Write out all lines holding the word "name".

--- START ---

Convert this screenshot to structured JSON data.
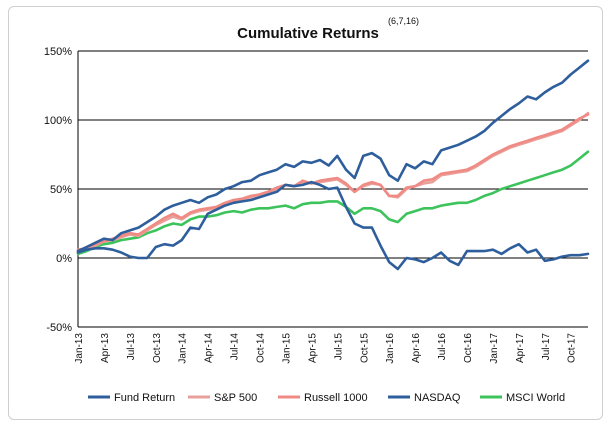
{
  "chart_data": {
    "type": "line",
    "title": "Cumulative Returns",
    "title_superscript": "(6,7,16)",
    "xlabel": "",
    "ylabel": "",
    "ylim": [
      -50,
      150
    ],
    "y_ticks": [
      "-50%",
      "0%",
      "50%",
      "100%",
      "150%"
    ],
    "y_tick_values": [
      -50,
      0,
      50,
      100,
      150
    ],
    "x_tick_labels": [
      "Jan-13",
      "Apr-13",
      "Jul-13",
      "Oct-13",
      "Jan-14",
      "Apr-14",
      "Jul-14",
      "Oct-14",
      "Jan-15",
      "Apr-15",
      "Jul-15",
      "Oct-15",
      "Jan-16",
      "Apr-16",
      "Jul-16",
      "Oct-16",
      "Jan-17",
      "Apr-17",
      "Jul-17",
      "Oct-17"
    ],
    "x": [
      "Jan-13",
      "Feb-13",
      "Mar-13",
      "Apr-13",
      "May-13",
      "Jun-13",
      "Jul-13",
      "Aug-13",
      "Sep-13",
      "Oct-13",
      "Nov-13",
      "Dec-13",
      "Jan-14",
      "Feb-14",
      "Mar-14",
      "Apr-14",
      "May-14",
      "Jun-14",
      "Jul-14",
      "Aug-14",
      "Sep-14",
      "Oct-14",
      "Nov-14",
      "Dec-14",
      "Jan-15",
      "Feb-15",
      "Mar-15",
      "Apr-15",
      "May-15",
      "Jun-15",
      "Jul-15",
      "Aug-15",
      "Sep-15",
      "Oct-15",
      "Nov-15",
      "Dec-15",
      "Jan-16",
      "Feb-16",
      "Mar-16",
      "Apr-16",
      "May-16",
      "Jun-16",
      "Jul-16",
      "Aug-16",
      "Sep-16",
      "Oct-16",
      "Nov-16",
      "Dec-16",
      "Jan-17",
      "Feb-17",
      "Mar-17",
      "Apr-17",
      "May-17",
      "Jun-17",
      "Jul-17",
      "Aug-17",
      "Sep-17",
      "Oct-17",
      "Nov-17",
      "Dec-17"
    ],
    "gridlines": "horizontal",
    "legend_position": "bottom",
    "series": [
      {
        "name": "Fund Return",
        "color": "#2e5f9c",
        "values": [
          4,
          6,
          7,
          7,
          6,
          4,
          1,
          0,
          0,
          8,
          10,
          9,
          13,
          22,
          21,
          32,
          35,
          38,
          40,
          41,
          42,
          44,
          46,
          48,
          53,
          52,
          53,
          55,
          53,
          50,
          51,
          37,
          25,
          22,
          22,
          9,
          -3,
          -8,
          0,
          -1,
          -3,
          0,
          4,
          -2,
          -5,
          5,
          5,
          5,
          6,
          3,
          7,
          10,
          4,
          6,
          -2,
          -1,
          1,
          2,
          2,
          3
        ]
      },
      {
        "name": "S&P 500",
        "color": "#e8a09a",
        "values": [
          5,
          7,
          9,
          12,
          13,
          15,
          17,
          16,
          20,
          24,
          27,
          30,
          28,
          32,
          34,
          35,
          36,
          39,
          41,
          42,
          44,
          46,
          48,
          50,
          53,
          52,
          55,
          54,
          55,
          56,
          57,
          53,
          48,
          52,
          54,
          53,
          45,
          44,
          50,
          52,
          54,
          55,
          60,
          61,
          62,
          63,
          66,
          70,
          74,
          77,
          80,
          82,
          84,
          86,
          88,
          90,
          92,
          96,
          100,
          105
        ]
      },
      {
        "name": "Russell 1000",
        "color": "#f08a84",
        "values": [
          6,
          7,
          10,
          12,
          14,
          16,
          18,
          17,
          21,
          25,
          29,
          32,
          29,
          33,
          35,
          36,
          37,
          40,
          42,
          43,
          45,
          46,
          48,
          51,
          53,
          52,
          56,
          54,
          56,
          57,
          58,
          54,
          48,
          53,
          55,
          53,
          45,
          45,
          51,
          52,
          56,
          57,
          61,
          62,
          63,
          64,
          67,
          71,
          75,
          78,
          81,
          83,
          85,
          87,
          89,
          91,
          93,
          97,
          101,
          104
        ]
      },
      {
        "name": "NASDAQ",
        "color": "#2e5f9c",
        "values": [
          5,
          8,
          11,
          14,
          13,
          18,
          20,
          22,
          26,
          30,
          35,
          38,
          40,
          42,
          40,
          44,
          46,
          50,
          52,
          55,
          56,
          60,
          62,
          64,
          68,
          66,
          70,
          69,
          71,
          67,
          74,
          64,
          58,
          74,
          76,
          72,
          60,
          56,
          68,
          65,
          70,
          68,
          78,
          80,
          82,
          85,
          88,
          92,
          98,
          103,
          108,
          112,
          117,
          115,
          120,
          124,
          127,
          133,
          138,
          143
        ]
      },
      {
        "name": "MSCI World",
        "color": "#3cc35b",
        "values": [
          3,
          5,
          8,
          10,
          11,
          13,
          14,
          15,
          18,
          20,
          23,
          25,
          24,
          28,
          30,
          30,
          31,
          33,
          34,
          33,
          35,
          36,
          36,
          37,
          38,
          36,
          39,
          40,
          40,
          41,
          41,
          37,
          32,
          36,
          36,
          34,
          28,
          26,
          32,
          34,
          36,
          36,
          38,
          39,
          40,
          40,
          42,
          45,
          47,
          50,
          52,
          54,
          56,
          58,
          60,
          62,
          64,
          67,
          72,
          77
        ]
      }
    ]
  }
}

--- END ---

:: Response to this exercise ::
        "name": "Fund Return",
        "name": "S&P 500",
        "name": "Russell 1000",
        "name": "NASDAQ",
        "name": "MSCI World",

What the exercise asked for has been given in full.